[Start of DATASET ENTRIES]
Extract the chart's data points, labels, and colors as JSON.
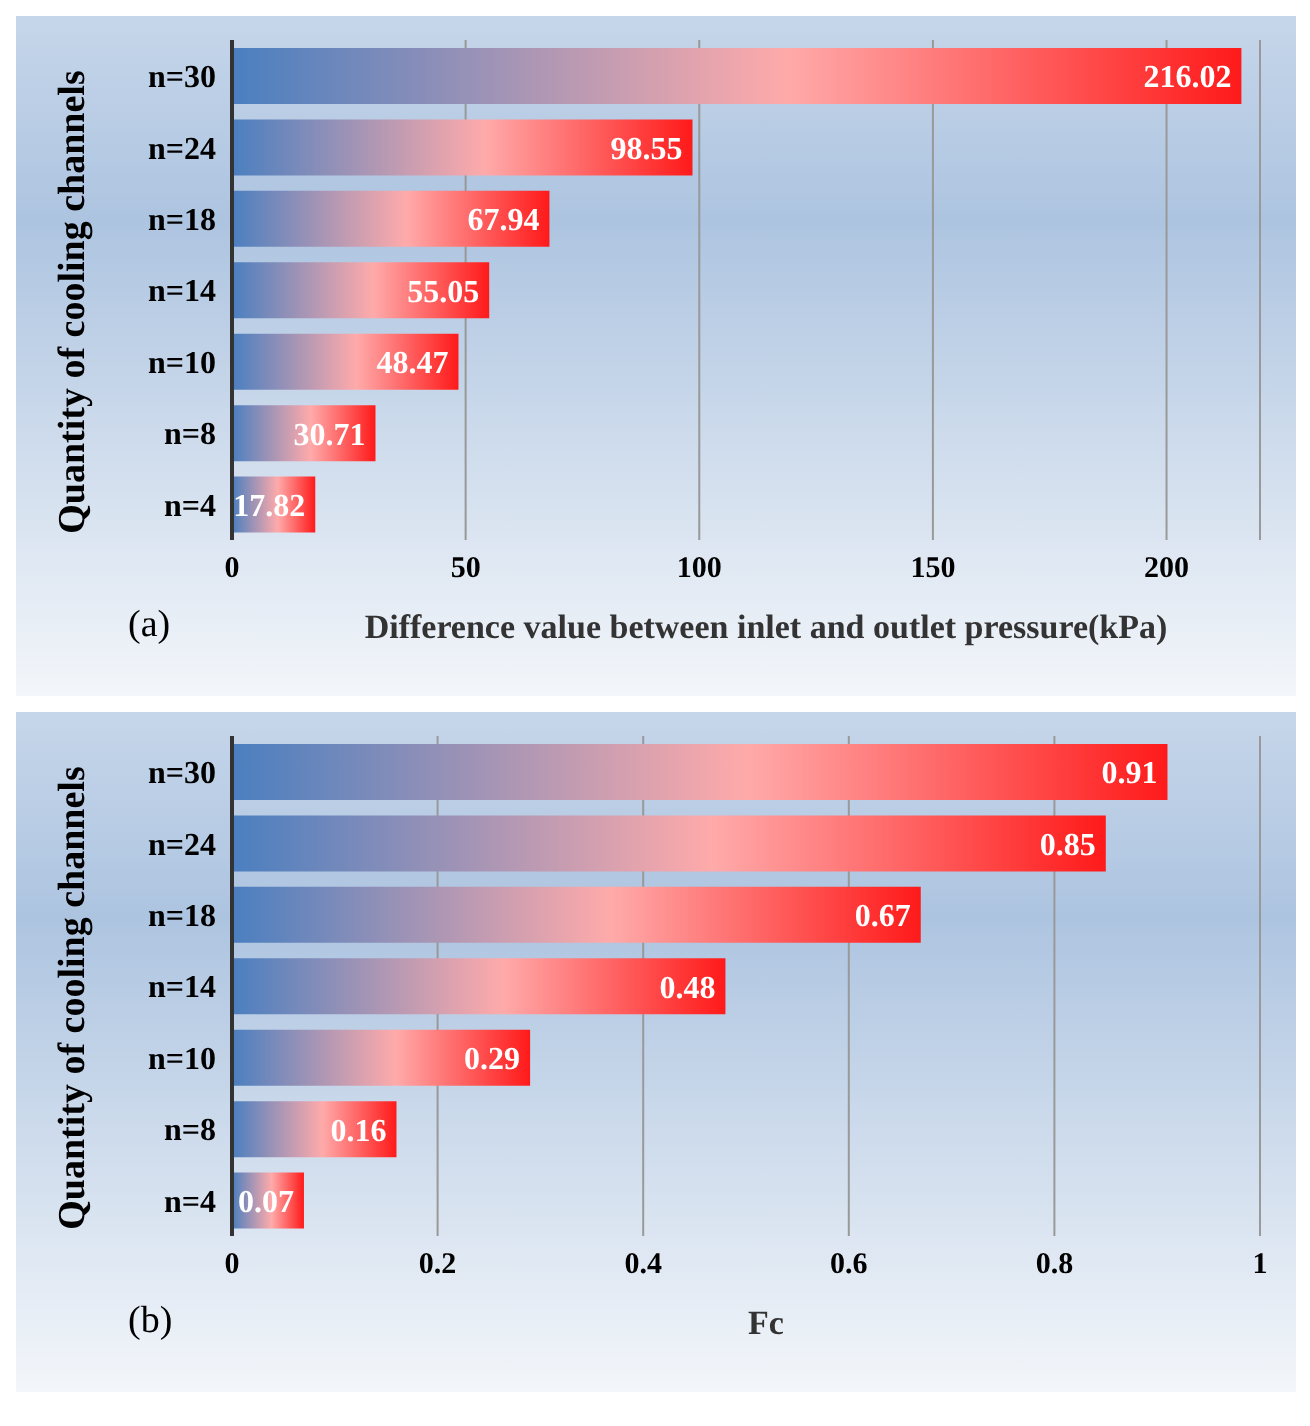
{
  "chart_data": [
    {
      "type": "bar",
      "orientation": "horizontal",
      "ylabel": "Quantity of cooling channels",
      "xlabel": "Difference value between inlet and outlet pressure(kPa)",
      "categories": [
        "n=30",
        "n=24",
        "n=18",
        "n=14",
        "n=10",
        "n=8",
        "n=4"
      ],
      "values": [
        216.02,
        98.55,
        67.94,
        55.05,
        48.47,
        30.71,
        17.82
      ],
      "color": "#ff1a1a",
      "data_labels": true,
      "xlim": [
        0,
        220
      ],
      "xticks": [
        0,
        50,
        100,
        150,
        200
      ],
      "grid": "x",
      "annotations": [
        "(a)"
      ]
    },
    {
      "type": "bar",
      "orientation": "horizontal",
      "ylabel": "Quantity of cooling channels",
      "xlabel": "Fc",
      "categories": [
        "n=30",
        "n=24",
        "n=18",
        "n=14",
        "n=10",
        "n=8",
        "n=4"
      ],
      "values": [
        0.91,
        0.85,
        0.67,
        0.48,
        0.29,
        0.16,
        0.07
      ],
      "color": "#ff1a1a",
      "data_labels": true,
      "xlim": [
        0,
        1
      ],
      "xticks": [
        0,
        0.2,
        0.4,
        0.6,
        0.8,
        1
      ],
      "grid": "x",
      "annotations": [
        "(b)"
      ]
    }
  ]
}
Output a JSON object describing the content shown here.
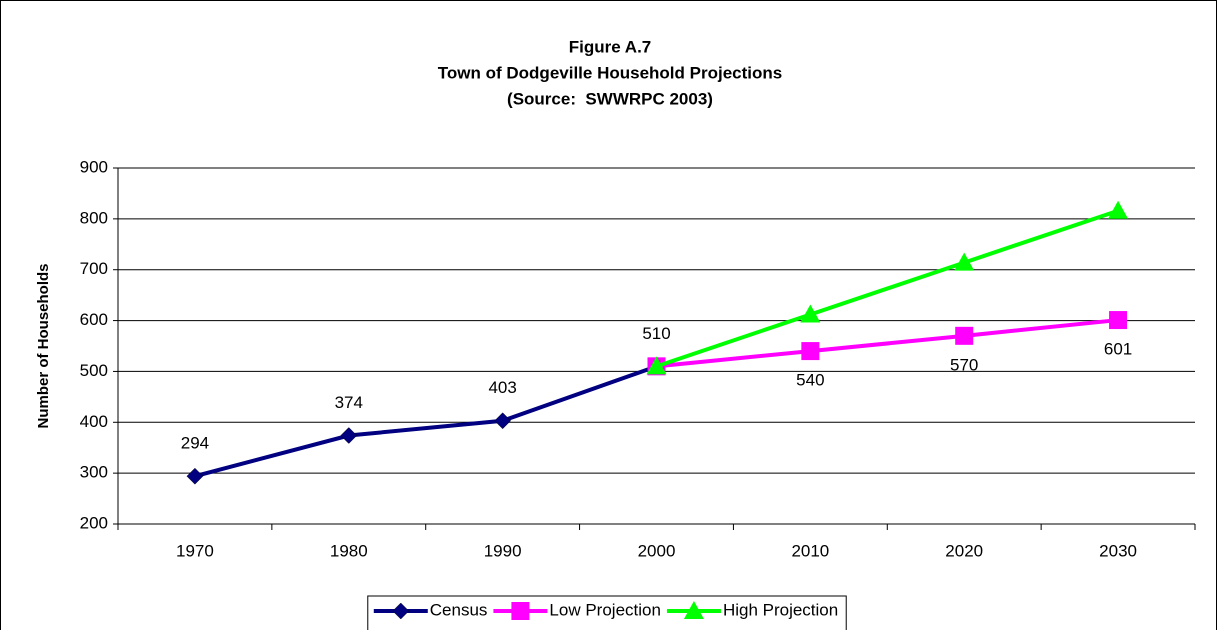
{
  "chart_data": {
    "type": "line",
    "title": [
      "Figure A.7",
      "Town of Dodgeville Household Projections",
      "(Source:  SWWRPC 2003)"
    ],
    "y_label": "Number of Households",
    "categories": [
      "1970",
      "1980",
      "1990",
      "2000",
      "2010",
      "2020",
      "2030"
    ],
    "series": [
      {
        "name": "Census",
        "color": "#000080",
        "marker": "diamond",
        "values": [
          294,
          374,
          403,
          510,
          null,
          null,
          null
        ]
      },
      {
        "name": "Low Projection",
        "color": "#FF00FF",
        "marker": "square",
        "values": [
          null,
          null,
          null,
          510,
          540,
          570,
          601
        ]
      },
      {
        "name": "High Projection",
        "color": "#00FF00",
        "marker": "triangle",
        "values": [
          null,
          null,
          null,
          510,
          612,
          714,
          816
        ]
      }
    ],
    "ylim": [
      200,
      900
    ],
    "yticks": [
      200,
      300,
      400,
      500,
      600,
      700,
      800,
      900
    ],
    "grid": true,
    "legend": "bottom"
  }
}
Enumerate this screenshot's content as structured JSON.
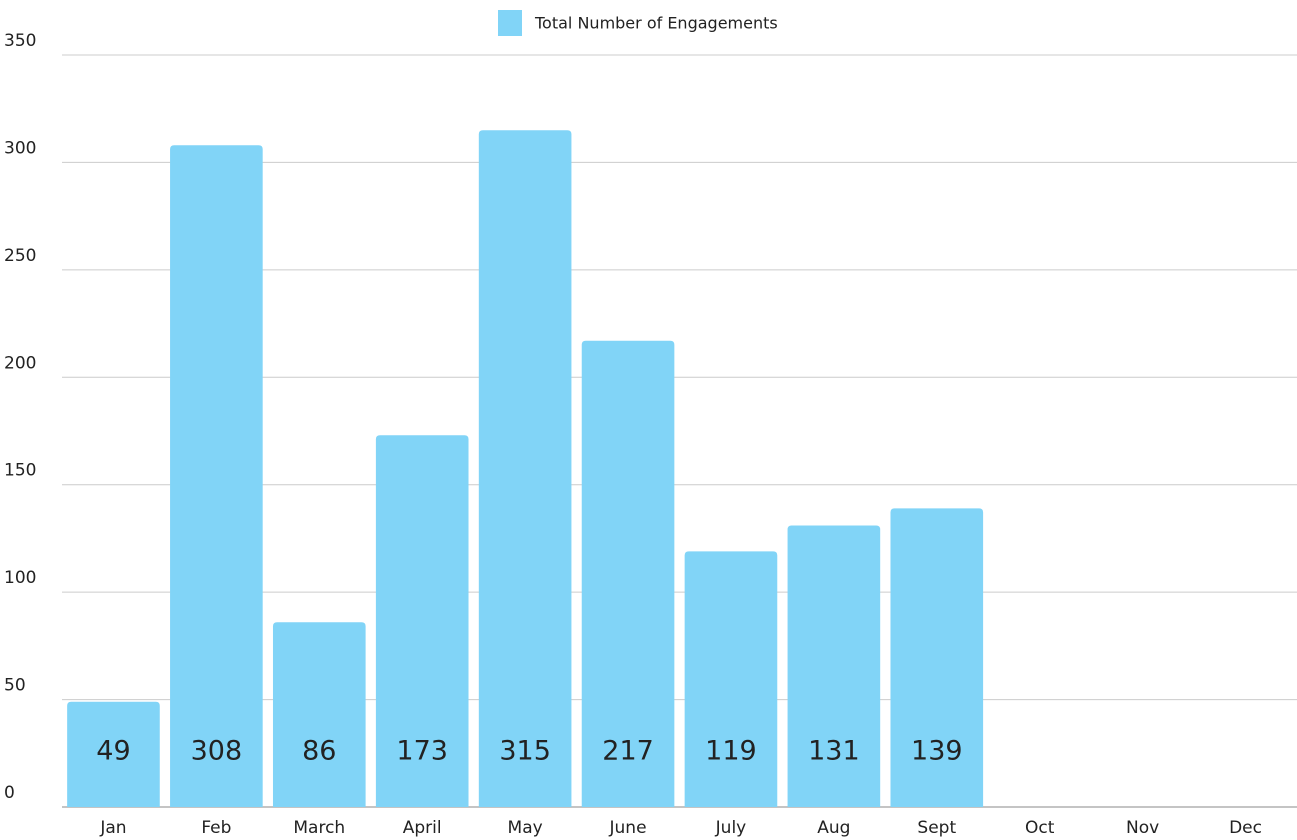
[End of DATASET ENTRIES]
**EXERCISE DESCRIPTION**
Give the entries again without a single change, but with no pictures.

**OUTPUT OF THE TASK**
Extract the chart's data points, labels, and colors as JSON.
{
  "chart_data": [
    {
      "type": "bar",
      "orientation": "horizontal",
      "ylabel": "Quantity of cooling channels",
      "xlabel": "Difference value between inlet and outlet pressure(kPa)",
      "categories": [
        "n=30",
        "n=24",
        "n=18",
        "n=14",
        "n=10",
        "n=8",
        "n=4"
      ],
      "values": [
        216.02,
        98.55,
        67.94,
        55.05,
        48.47,
        30.71,
        17.82
      ],
      "color": "#ff1a1a",
      "data_labels": true,
      "xlim": [
        0,
        220
      ],
      "xticks": [
        0,
        50,
        100,
        150,
        200
      ],
      "grid": "x",
      "annotations": [
        "(a)"
      ]
    },
    {
      "type": "bar",
      "orientation": "horizontal",
      "ylabel": "Quantity of cooling channels",
      "xlabel": "Fc",
      "categories": [
        "n=30",
        "n=24",
        "n=18",
        "n=14",
        "n=10",
        "n=8",
        "n=4"
      ],
      "values": [
        0.91,
        0.85,
        0.67,
        0.48,
        0.29,
        0.16,
        0.07
      ],
      "color": "#ff1a1a",
      "data_labels": true,
      "xlim": [
        0,
        1
      ],
      "xticks": [
        0,
        0.2,
        0.4,
        0.6,
        0.8,
        1
      ],
      "grid": "x",
      "annotations": [
        "(b)"
      ]
    }
  ]
}
Output a JSON object describing the content shown here.
{
  "chart_data": {
    "type": "line",
    "title": [
      "Figure A.7",
      "Town of Dodgeville Household Projections",
      "(Source:  SWWRPC 2003)"
    ],
    "y_label": "Number of Households",
    "categories": [
      "1970",
      "1980",
      "1990",
      "2000",
      "2010",
      "2020",
      "2030"
    ],
    "series": [
      {
        "name": "Census",
        "color": "#000080",
        "marker": "diamond",
        "values": [
          294,
          374,
          403,
          510,
          null,
          null,
          null
        ]
      },
      {
        "name": "Low Projection",
        "color": "#FF00FF",
        "marker": "square",
        "values": [
          null,
          null,
          null,
          510,
          540,
          570,
          601
        ]
      },
      {
        "name": "High Projection",
        "color": "#00FF00",
        "marker": "triangle",
        "values": [
          null,
          null,
          null,
          510,
          612,
          714,
          816
        ]
      }
    ],
    "ylim": [
      200,
      900
    ],
    "yticks": [
      200,
      300,
      400,
      500,
      600,
      700,
      800,
      900
    ],
    "grid": true,
    "legend": "bottom"
  }
}
Enumerate this screenshot's content as structured JSON.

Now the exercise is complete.